Your instructions ▸ Print the records below exactly as they appear.

[Dataset entries]
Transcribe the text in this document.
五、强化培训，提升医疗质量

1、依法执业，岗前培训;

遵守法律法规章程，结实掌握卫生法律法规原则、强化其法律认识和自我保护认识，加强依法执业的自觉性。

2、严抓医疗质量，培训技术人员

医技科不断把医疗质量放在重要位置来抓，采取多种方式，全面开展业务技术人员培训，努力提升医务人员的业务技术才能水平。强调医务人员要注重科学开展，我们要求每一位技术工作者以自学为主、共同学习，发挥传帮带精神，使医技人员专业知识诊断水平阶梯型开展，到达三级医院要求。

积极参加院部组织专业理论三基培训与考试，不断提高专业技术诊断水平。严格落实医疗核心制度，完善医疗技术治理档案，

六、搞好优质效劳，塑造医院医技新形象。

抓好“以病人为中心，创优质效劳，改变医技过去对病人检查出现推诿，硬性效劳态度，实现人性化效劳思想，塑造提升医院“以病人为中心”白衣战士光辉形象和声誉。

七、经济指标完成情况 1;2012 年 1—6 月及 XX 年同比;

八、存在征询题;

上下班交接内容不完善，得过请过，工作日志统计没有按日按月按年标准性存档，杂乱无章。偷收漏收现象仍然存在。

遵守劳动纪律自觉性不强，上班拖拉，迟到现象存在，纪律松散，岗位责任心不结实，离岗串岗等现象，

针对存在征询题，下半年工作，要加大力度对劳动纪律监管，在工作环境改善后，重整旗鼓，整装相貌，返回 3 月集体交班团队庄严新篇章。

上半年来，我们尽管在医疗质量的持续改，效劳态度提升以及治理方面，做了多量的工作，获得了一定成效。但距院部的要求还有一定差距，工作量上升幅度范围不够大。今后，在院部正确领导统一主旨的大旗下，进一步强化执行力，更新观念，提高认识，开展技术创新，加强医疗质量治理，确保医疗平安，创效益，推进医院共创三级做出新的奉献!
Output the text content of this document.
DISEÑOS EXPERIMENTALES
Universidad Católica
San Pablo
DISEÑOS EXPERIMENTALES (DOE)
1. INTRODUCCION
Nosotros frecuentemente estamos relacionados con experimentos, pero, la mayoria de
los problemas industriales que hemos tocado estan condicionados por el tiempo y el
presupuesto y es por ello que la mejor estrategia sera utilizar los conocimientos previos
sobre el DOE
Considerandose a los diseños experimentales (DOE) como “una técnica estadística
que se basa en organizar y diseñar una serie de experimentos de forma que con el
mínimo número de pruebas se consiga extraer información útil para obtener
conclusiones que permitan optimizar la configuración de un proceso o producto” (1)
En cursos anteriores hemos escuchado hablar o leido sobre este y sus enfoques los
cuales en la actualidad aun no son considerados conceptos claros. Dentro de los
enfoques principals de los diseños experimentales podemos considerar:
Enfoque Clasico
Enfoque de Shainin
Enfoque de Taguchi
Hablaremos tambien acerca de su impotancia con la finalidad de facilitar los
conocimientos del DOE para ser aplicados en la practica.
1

Task response ▸
Transcribe the text in this document.
五、强化培训，提升医疗质量

1、依法执业，岗前培训;

遵守法律法规章程，结实掌握卫生法律法规原则、强化其法律认识和自我保护认识，加强依法执业的自觉性。

2、严抓医疗质量，培训技术人员

医技科不断把医疗质量放在重要位置来抓，采取多种方式，全面开展业务技术人员培训，努力提升医务人员的业务技术才能水平。强调医务人员要注重科学开展，我们要求每一位技术工作者以自学为主、共同学习，发挥传帮带精神，使医技人员专业知识诊断水平阶梯型开展，到达三级医院要求。

积极参加院部组织专业理论三基培训与考试，不断提高专业技术诊断水平。严格落实医疗核心制度，完善医疗技术治理档案，

六、搞好优质效劳，塑造医院医技新形象。

抓好“以病人为中心，创优质效劳，改变医技过去对病人检查出现推诿，硬性效劳态度，实现人性化效劳思想，塑造提升医院“以病人为中心”白衣战士光辉形象和声誉。

七、经济指标完成情况 1;2012 年 1—6 月及 XX 年同比;

八、存在征询题;

上下班交接内容不完善，得过请过，工作日志统计没有按日按月按年标准性存档，杂乱无章。偷收漏收现象仍然存在。

遵守劳动纪律自觉性不强，上班拖拉，迟到现象存在，纪律松散，岗位责任心不结实，离岗串岗等现象，

针对存在征询题，下半年工作，要加大力度对劳动纪律监管，在工作环境改善后，重整旗鼓，整装相貌，返回 3 月集体交班团队庄严新篇章。

上半年来，我们尽管在医疗质量的持续改，效劳态度提升以及治理方面，做了多量的工作，获得了一定成效。但距院部的要求还有一定差距，工作量上升幅度范围不够大。今后，在院部正确领导统一主旨的大旗下，进一步强化执行力，更新观念，提高认识，开展技术创新，加强医疗质量治理，确保医疗平安，创效益，推进医院共创三级做出新的奉献!
Output the text content of this document.
DISEÑOS EXPERIMENTALES
Universidad Católica
San Pablo
DISEÑOS EXPERIMENTALES (DOE)
1. INTRODUCCION
Nosotros frecuentemente estamos relacionados con experimentos, pero, la mayoria de
los problemas industriales que hemos tocado estan condicionados por el tiempo y el
presupuesto y es por ello que la mejor estrategia sera utilizar los conocimientos previos
sobre el DOE
Considerandose a los diseños experimentales (DOE) como “una técnica estadística
que se basa en organizar y diseñar una serie de experimentos de forma que con el
mínimo número de pruebas se consiga extraer información útil para obtener
conclusiones que permitan optimizar la configuración de un proceso o producto” (1)
En cursos anteriores hemos escuchado hablar o leido sobre este y sus enfoques los
cuales en la actualidad aun no son considerados conceptos claros. Dentro de los
enfoques principals de los diseños experimentales podemos considerar:
Enfoque Clasico
Enfoque de Shainin
Enfoque de Taguchi
Hablaremos tambien acerca de su impotancia con la finalidad de facilitar los
conocimientos del DOE para ser aplicados en la practica.
1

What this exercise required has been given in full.